Extract the lines that hold the string "data".
/---
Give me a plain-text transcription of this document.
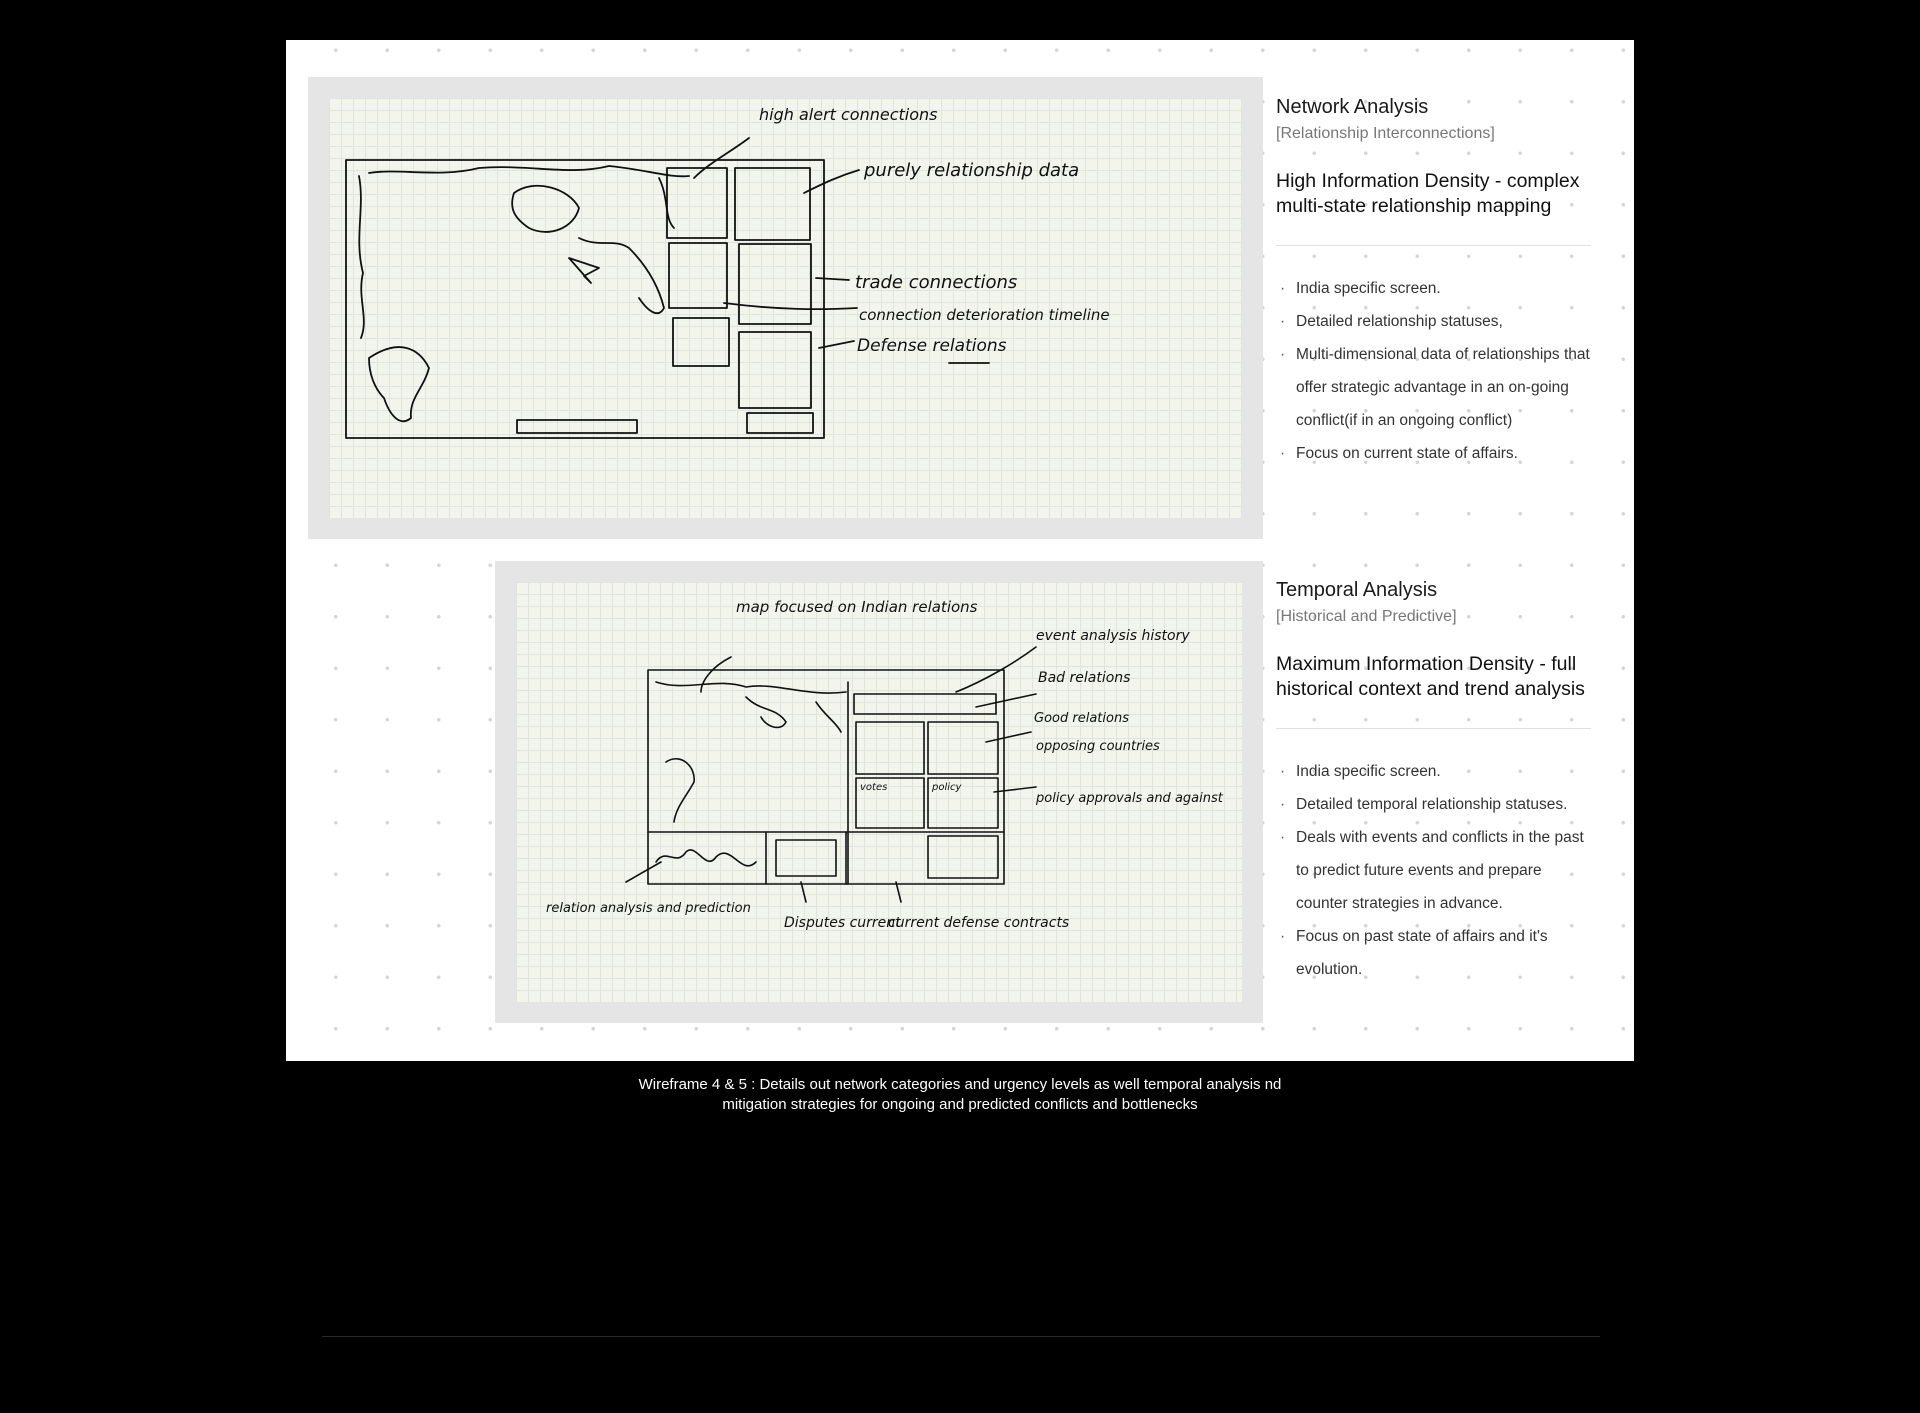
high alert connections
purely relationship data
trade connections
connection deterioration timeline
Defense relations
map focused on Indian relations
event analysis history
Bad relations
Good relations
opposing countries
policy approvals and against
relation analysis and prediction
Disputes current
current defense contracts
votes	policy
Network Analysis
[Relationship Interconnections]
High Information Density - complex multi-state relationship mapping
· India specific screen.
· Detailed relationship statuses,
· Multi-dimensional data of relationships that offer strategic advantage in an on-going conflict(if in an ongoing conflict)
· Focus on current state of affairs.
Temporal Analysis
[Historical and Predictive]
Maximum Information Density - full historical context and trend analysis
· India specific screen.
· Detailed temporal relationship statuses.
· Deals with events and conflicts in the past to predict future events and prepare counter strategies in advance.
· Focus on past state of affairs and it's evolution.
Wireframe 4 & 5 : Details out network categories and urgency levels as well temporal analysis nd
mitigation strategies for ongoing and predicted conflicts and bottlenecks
\---
/---
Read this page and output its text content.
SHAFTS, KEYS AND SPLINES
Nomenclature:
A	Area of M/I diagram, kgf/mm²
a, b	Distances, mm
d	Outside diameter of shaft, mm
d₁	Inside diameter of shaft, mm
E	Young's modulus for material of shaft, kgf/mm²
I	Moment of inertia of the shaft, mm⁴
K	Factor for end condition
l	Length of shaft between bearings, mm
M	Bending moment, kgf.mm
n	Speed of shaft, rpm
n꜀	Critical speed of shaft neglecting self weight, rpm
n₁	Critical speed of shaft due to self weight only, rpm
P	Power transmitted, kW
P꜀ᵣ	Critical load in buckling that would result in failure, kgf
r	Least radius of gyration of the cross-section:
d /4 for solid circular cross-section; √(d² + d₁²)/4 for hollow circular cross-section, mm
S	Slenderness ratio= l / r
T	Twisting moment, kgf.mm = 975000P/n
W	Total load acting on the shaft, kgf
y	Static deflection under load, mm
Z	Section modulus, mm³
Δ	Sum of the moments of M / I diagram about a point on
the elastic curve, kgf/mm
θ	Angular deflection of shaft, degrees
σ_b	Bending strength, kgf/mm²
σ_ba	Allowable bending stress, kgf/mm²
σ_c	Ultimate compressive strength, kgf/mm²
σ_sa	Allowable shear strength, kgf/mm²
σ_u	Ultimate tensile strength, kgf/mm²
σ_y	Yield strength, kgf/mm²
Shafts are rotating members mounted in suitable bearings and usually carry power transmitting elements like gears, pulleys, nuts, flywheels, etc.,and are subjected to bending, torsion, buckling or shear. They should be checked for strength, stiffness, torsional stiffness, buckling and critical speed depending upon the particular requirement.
\---
**Problem solution:**
purely relationship data
· Multi-dimensional data of relationships that offer strategic advantage in an on-going conflict(if in an ongoing conflict)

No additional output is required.